What is asked ▸
All of the data below should be written out exactly.

Records:
'''

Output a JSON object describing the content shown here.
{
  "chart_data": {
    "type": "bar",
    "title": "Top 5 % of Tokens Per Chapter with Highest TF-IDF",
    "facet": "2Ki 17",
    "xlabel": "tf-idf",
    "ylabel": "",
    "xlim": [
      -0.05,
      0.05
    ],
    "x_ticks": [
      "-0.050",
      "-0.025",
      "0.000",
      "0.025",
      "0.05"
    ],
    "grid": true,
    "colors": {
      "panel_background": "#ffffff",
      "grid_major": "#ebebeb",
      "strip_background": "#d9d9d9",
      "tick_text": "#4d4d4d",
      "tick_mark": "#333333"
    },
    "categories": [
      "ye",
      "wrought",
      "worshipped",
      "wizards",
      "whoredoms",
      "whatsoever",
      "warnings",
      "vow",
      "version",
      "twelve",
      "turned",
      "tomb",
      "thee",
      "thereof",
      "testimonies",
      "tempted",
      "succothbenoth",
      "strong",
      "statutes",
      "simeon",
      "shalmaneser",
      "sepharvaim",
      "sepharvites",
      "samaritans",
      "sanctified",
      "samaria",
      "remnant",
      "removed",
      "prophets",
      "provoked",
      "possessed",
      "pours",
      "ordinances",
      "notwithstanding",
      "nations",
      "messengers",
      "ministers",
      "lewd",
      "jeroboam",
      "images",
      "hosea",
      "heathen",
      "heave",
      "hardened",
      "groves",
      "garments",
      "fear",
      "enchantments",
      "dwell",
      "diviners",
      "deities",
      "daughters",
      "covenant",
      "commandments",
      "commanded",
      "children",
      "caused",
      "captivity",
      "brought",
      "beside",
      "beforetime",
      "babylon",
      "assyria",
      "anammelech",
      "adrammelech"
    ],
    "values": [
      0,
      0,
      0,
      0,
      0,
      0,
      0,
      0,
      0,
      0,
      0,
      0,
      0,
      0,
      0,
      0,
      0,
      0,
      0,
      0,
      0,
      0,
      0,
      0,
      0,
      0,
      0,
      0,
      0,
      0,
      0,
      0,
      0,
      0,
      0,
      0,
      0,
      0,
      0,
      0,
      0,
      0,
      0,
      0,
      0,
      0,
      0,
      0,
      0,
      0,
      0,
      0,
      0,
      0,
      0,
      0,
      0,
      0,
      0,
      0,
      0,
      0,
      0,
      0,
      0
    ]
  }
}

'''

The answer ▸
Output a JSON object describing the content shown here.
{
  "chart_data": {
    "type": "bar",
    "title": "Top 5 % of Tokens Per Chapter with Highest TF-IDF",
    "facet": "2Ki 17",
    "xlabel": "tf-idf",
    "ylabel": "",
    "xlim": [
      -0.05,
      0.05
    ],
    "x_ticks": [
      "-0.050",
      "-0.025",
      "0.000",
      "0.025",
      "0.05"
    ],
    "grid": true,
    "colors": {
      "panel_background": "#ffffff",
      "grid_major": "#ebebeb",
      "strip_background": "#d9d9d9",
      "tick_text": "#4d4d4d",
      "tick_mark": "#333333"
    },
    "categories": [
      "ye",
      "wrought",
      "worshipped",
      "wizards",
      "whoredoms",
      "whatsoever",
      "warnings",
      "vow",
      "version",
      "twelve",
      "turned",
      "tomb",
      "thee",
      "thereof",
      "testimonies",
      "tempted",
      "succothbenoth",
      "strong",
      "statutes",
      "simeon",
      "shalmaneser",
      "sepharvaim",
      "sepharvites",
      "samaritans",
      "sanctified",
      "samaria",
      "remnant",
      "removed",
      "prophets",
      "provoked",
      "possessed",
      "pours",
      "ordinances",
      "notwithstanding",
      "nations",
      "messengers",
      "ministers",
      "lewd",
      "jeroboam",
      "images",
      "hosea",
      "heathen",
      "heave",
      "hardened",
      "groves",
      "garments",
      "fear",
      "enchantments",
      "dwell",
      "diviners",
      "deities",
      "daughters",
      "covenant",
      "commandments",
      "commanded",
      "children",
      "caused",
      "captivity",
      "brought",
      "beside",
      "beforetime",
      "babylon",
      "assyria",
      "anammelech",
      "adrammelech"
    ],
    "values": [
      0,
      0,
      0,
      0,
      0,
      0,
      0,
      0,
      0,
      0,
      0,
      0,
      0,
      0,
      0,
      0,
      0,
      0,
      0,
      0,
      0,
      0,
      0,
      0,
      0,
      0,
      0,
      0,
      0,
      0,
      0,
      0,
      0,
      0,
      0,
      0,
      0,
      0,
      0,
      0,
      0,
      0,
      0,
      0,
      0,
      0,
      0,
      0,
      0,
      0,
      0,
      0,
      0,
      0,
      0,
      0,
      0,
      0,
      0,
      0,
      0,
      0,
      0,
      0,
      0
    ]
  }
}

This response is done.